Goal of the exercise ::
Copy out all lines that carry the word "ΠΡΟΣΦΟΡΕΣ".

(Data entries)
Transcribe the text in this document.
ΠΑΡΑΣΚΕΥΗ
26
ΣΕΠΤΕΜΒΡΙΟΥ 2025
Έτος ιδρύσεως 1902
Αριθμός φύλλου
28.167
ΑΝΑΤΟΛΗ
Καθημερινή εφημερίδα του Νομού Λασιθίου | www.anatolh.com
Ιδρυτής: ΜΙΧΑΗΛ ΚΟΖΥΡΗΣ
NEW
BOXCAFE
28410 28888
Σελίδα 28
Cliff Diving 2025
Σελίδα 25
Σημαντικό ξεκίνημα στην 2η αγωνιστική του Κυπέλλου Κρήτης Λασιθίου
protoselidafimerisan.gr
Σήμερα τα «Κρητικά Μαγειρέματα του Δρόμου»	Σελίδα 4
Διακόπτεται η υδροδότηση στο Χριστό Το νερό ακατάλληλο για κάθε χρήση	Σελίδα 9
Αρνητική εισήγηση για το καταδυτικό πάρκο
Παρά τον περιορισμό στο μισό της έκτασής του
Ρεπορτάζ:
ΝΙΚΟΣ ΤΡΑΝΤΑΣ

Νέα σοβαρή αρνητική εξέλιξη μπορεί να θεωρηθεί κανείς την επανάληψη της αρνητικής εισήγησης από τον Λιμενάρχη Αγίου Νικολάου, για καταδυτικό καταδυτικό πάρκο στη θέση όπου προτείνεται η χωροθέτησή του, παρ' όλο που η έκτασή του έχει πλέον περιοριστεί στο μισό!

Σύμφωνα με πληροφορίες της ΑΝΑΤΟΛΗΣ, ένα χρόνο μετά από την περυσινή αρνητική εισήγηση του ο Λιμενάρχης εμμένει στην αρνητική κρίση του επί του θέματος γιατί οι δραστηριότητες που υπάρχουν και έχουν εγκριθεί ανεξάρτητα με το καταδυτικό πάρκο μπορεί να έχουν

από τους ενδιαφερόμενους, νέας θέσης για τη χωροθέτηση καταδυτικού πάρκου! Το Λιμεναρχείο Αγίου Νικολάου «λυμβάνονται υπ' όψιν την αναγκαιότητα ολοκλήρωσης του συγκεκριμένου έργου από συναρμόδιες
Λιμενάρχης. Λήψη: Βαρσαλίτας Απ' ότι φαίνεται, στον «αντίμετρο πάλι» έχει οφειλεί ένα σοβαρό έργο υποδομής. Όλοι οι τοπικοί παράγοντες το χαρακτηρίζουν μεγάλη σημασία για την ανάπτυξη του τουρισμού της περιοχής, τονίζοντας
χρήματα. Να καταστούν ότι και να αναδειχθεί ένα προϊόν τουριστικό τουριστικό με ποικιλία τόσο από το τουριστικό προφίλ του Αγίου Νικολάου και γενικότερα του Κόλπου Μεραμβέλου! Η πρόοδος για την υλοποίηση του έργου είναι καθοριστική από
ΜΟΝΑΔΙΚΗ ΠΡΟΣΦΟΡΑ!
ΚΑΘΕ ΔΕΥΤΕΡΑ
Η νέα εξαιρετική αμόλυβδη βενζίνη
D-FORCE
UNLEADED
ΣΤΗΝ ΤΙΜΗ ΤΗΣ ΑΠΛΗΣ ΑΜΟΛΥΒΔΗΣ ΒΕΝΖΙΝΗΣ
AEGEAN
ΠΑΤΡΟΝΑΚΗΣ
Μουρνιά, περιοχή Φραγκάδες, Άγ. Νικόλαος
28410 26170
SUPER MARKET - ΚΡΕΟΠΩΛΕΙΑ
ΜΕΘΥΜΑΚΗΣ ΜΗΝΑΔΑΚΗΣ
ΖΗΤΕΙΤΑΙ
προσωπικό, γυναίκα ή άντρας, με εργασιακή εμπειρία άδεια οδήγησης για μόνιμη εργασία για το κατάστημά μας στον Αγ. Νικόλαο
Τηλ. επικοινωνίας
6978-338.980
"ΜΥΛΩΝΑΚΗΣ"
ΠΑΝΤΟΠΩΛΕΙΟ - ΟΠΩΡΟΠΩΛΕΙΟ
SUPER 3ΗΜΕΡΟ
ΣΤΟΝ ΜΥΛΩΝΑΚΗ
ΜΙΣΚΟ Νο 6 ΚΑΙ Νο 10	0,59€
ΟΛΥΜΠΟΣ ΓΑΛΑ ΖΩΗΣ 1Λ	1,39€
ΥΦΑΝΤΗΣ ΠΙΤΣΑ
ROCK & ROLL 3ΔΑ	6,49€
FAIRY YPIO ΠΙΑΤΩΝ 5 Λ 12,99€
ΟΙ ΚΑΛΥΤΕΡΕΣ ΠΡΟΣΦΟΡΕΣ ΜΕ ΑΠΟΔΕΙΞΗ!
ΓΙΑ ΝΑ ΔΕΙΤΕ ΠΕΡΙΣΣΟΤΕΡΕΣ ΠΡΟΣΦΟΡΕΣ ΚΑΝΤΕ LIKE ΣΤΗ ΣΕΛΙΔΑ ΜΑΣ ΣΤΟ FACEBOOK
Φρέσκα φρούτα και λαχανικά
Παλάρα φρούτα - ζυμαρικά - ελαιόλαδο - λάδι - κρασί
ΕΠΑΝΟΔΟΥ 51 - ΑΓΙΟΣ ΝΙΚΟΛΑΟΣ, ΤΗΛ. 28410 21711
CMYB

The reply ::
ΟΙ ΚΑΛΥΤΕΡΕΣ ΠΡΟΣΦΟΡΕΣ ΜΕ ΑΠΟΔΕΙΞΗ!
ΓΙΑ ΝΑ ΔΕΙΤΕ ΠΕΡΙΣΣΟΤΕΡΕΣ ΠΡΟΣΦΟΡΕΣ ΚΑΝΤΕ LIKE ΣΤΗ ΣΕΛΙΔΑ ΜΑΣ ΣΤΟ FACEBOOK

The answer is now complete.